• What is required:
Quote the entries in full, character for character, without their images.

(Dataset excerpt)
────────────────────

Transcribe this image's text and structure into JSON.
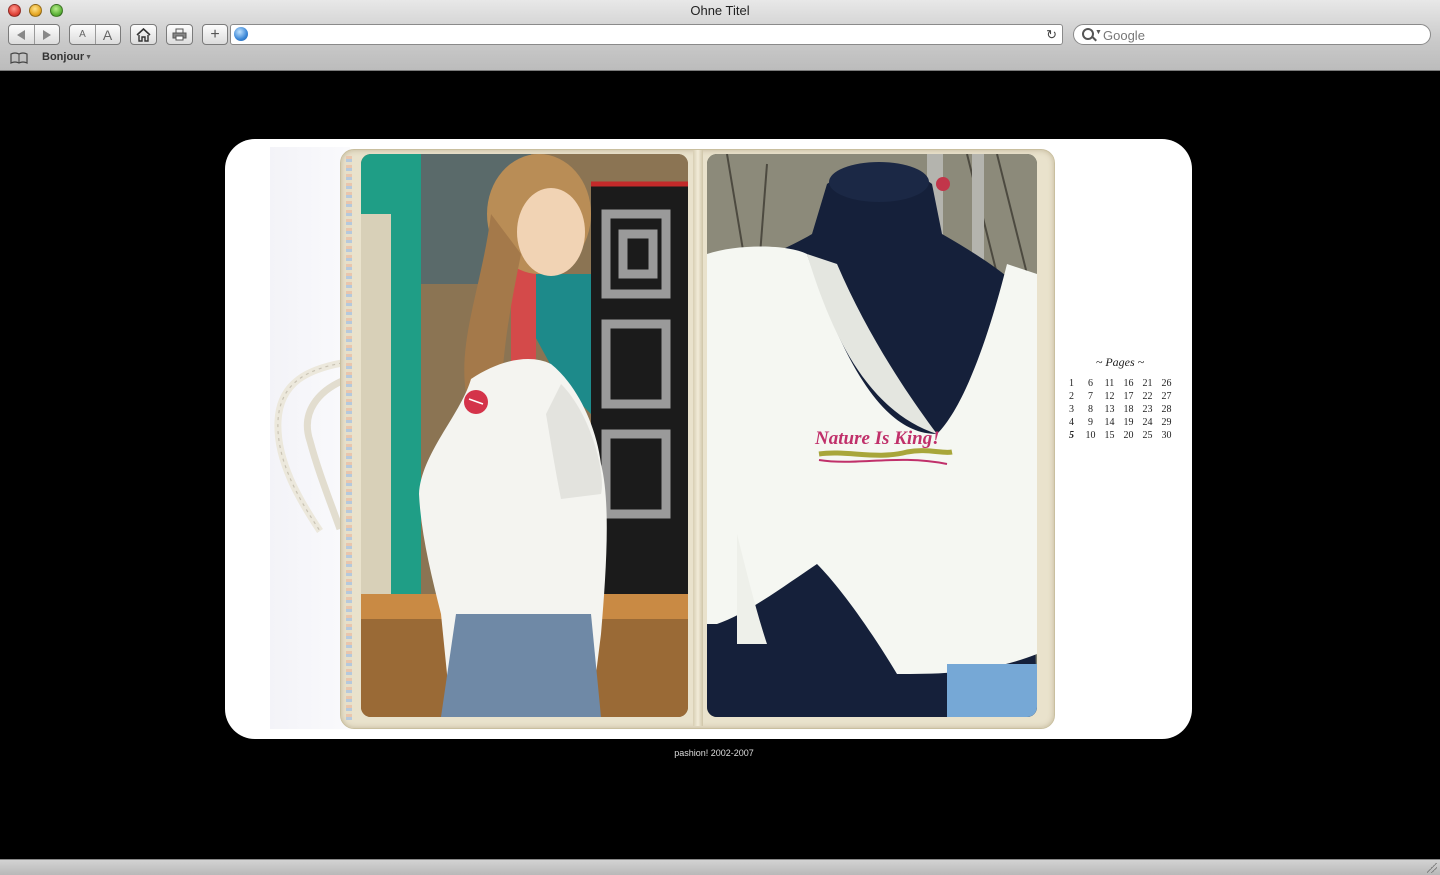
{
  "window": {
    "title": "Ohne Titel"
  },
  "toolbar": {
    "smaller_text_label": "A",
    "larger_text_label": "A",
    "add_label": "+",
    "url_value": "",
    "search_placeholder": "Google"
  },
  "bookmarks_bar": {
    "items": [
      {
        "label": "Bonjour"
      }
    ]
  },
  "page": {
    "poster_text": "Nature Is King!",
    "pages_heading": "~ Pages ~",
    "pages_grid": [
      [
        "1",
        "6",
        "11",
        "16",
        "21",
        "26"
      ],
      [
        "2",
        "7",
        "12",
        "17",
        "22",
        "27"
      ],
      [
        "3",
        "8",
        "13",
        "18",
        "23",
        "28"
      ],
      [
        "4",
        "9",
        "14",
        "19",
        "24",
        "29"
      ],
      [
        "5",
        "10",
        "15",
        "20",
        "25",
        "30"
      ]
    ],
    "current_page": "5",
    "footer": "pashion! 2002-2007"
  },
  "colors": {
    "page_background": "#000000",
    "card_background": "#ffffff",
    "print_text": "#c0306a"
  }
}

────────────────────

• Full solution:
Transcribe this image's text and structure into JSON.
{
  "window": {
    "title": "Ohne Titel"
  },
  "toolbar": {
    "smaller_text_label": "A",
    "larger_text_label": "A",
    "add_label": "+",
    "url_value": "",
    "search_placeholder": "Google"
  },
  "bookmarks_bar": {
    "items": [
      {
        "label": "Bonjour"
      }
    ]
  },
  "page": {
    "poster_text": "Nature Is King!",
    "pages_heading": "~ Pages ~",
    "pages_grid": [
      [
        "1",
        "6",
        "11",
        "16",
        "21",
        "26"
      ],
      [
        "2",
        "7",
        "12",
        "17",
        "22",
        "27"
      ],
      [
        "3",
        "8",
        "13",
        "18",
        "23",
        "28"
      ],
      [
        "4",
        "9",
        "14",
        "19",
        "24",
        "29"
      ],
      [
        "5",
        "10",
        "15",
        "20",
        "25",
        "30"
      ]
    ],
    "current_page": "5",
    "footer": "pashion! 2002-2007"
  },
  "colors": {
    "page_background": "#000000",
    "card_background": "#ffffff",
    "print_text": "#c0306a"
  }
}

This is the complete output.